Description of the task:
Every record that follows must be duplicated exactly, with images left out.

Data records:
————————
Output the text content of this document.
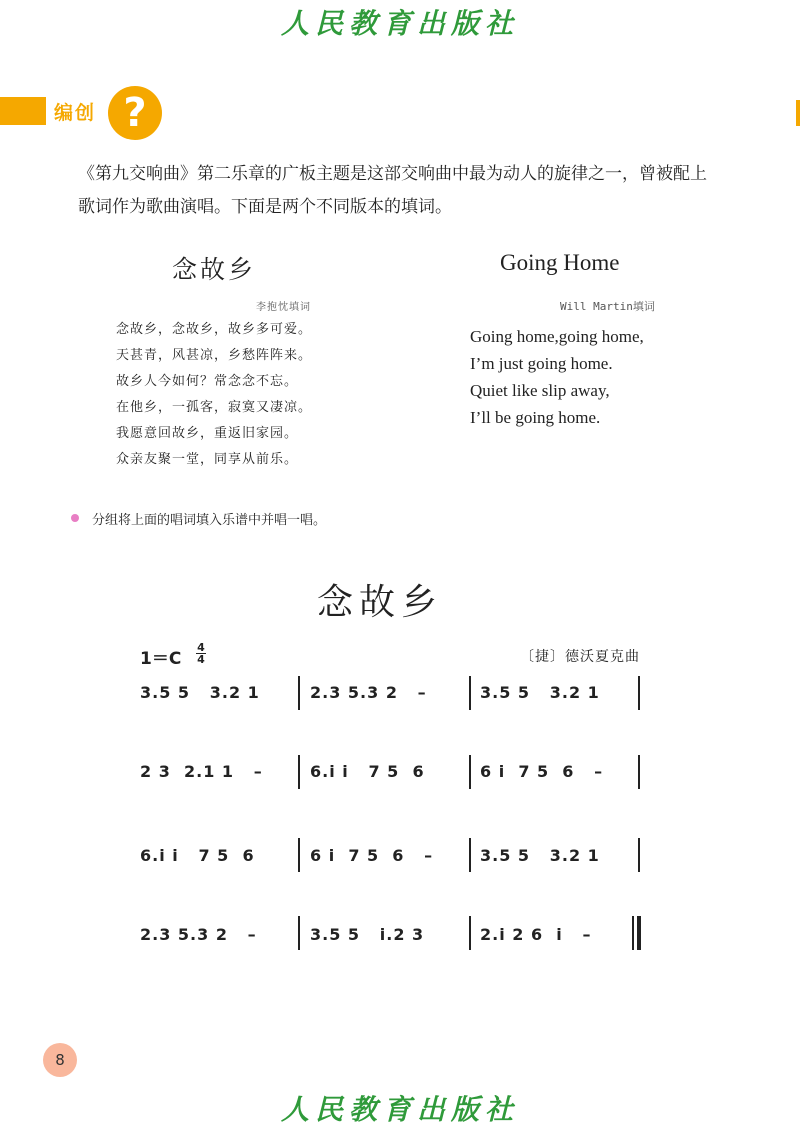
人民教育出版社
编创 ?
《第九交响曲》第二乐章的广板主题是这部交响曲中最为动人的旋律之一，曾被配上歌词作为歌曲演唱。下面是两个不同版本的填词。
念故乡
李抱忱填词
念故乡，念故乡，故乡多可爱。
天甚青，风甚凉，乡愁阵阵来。
故乡人今如何？常念念不忘。
在他乡，一孤客，寂寞又凄凉。
我愿意回故乡，重返旧家园。
众亲友聚一堂，同享从前乐。
Going Home
Will Martin填词
Going home,going home,
I’m just going home.
Quiet like slip away,
I’ll be going home.
分组将上面的唱词填入乐谱中并唱一唱。
念故乡
1＝C
4
4	〔捷〕德沃夏克曲
3.5 5   3.2 1	2.3 5.3 2   –	3.5 5   3.2 1
2 3  2.1 1   –	6.i i   7 5  6	6 i  7 5  6   –
6.i i   7 5  6	6 i  7 5  6   –	3.5 5   3.2 1
2.3 5.3 2   –	3.5 5   i.2 3	2.i 2 6  i   –
8
人民教育出版社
————————
Expected answer:
Output the text content of this document.
人民教育出版社
编创 ?
《第九交响曲》第二乐章的广板主题是这部交响曲中最为动人的旋律之一，曾被配上歌词作为歌曲演唱。下面是两个不同版本的填词。
念故乡
李抱忱填词
念故乡，念故乡，故乡多可爱。
天甚青，风甚凉，乡愁阵阵来。
故乡人今如何？常念念不忘。
在他乡，一孤客，寂寞又凄凉。
我愿意回故乡，重返旧家园。
众亲友聚一堂，同享从前乐。
Going Home
Will Martin填词
Going home,going home,
I’m just going home.
Quiet like slip away,
I’ll be going home.
分组将上面的唱词填入乐谱中并唱一唱。
念故乡
1＝C
4
4	〔捷〕德沃夏克曲
3.5 5   3.2 1	2.3 5.3 2   –	3.5 5   3.2 1
2 3  2.1 1   –	6.i i   7 5  6	6 i  7 5  6   –
6.i i   7 5  6	6 i  7 5  6   –	3.5 5   3.2 1
2.3 5.3 2   –	3.5 5   i.2 3	2.i 2 6  i   –
8
人民教育出版社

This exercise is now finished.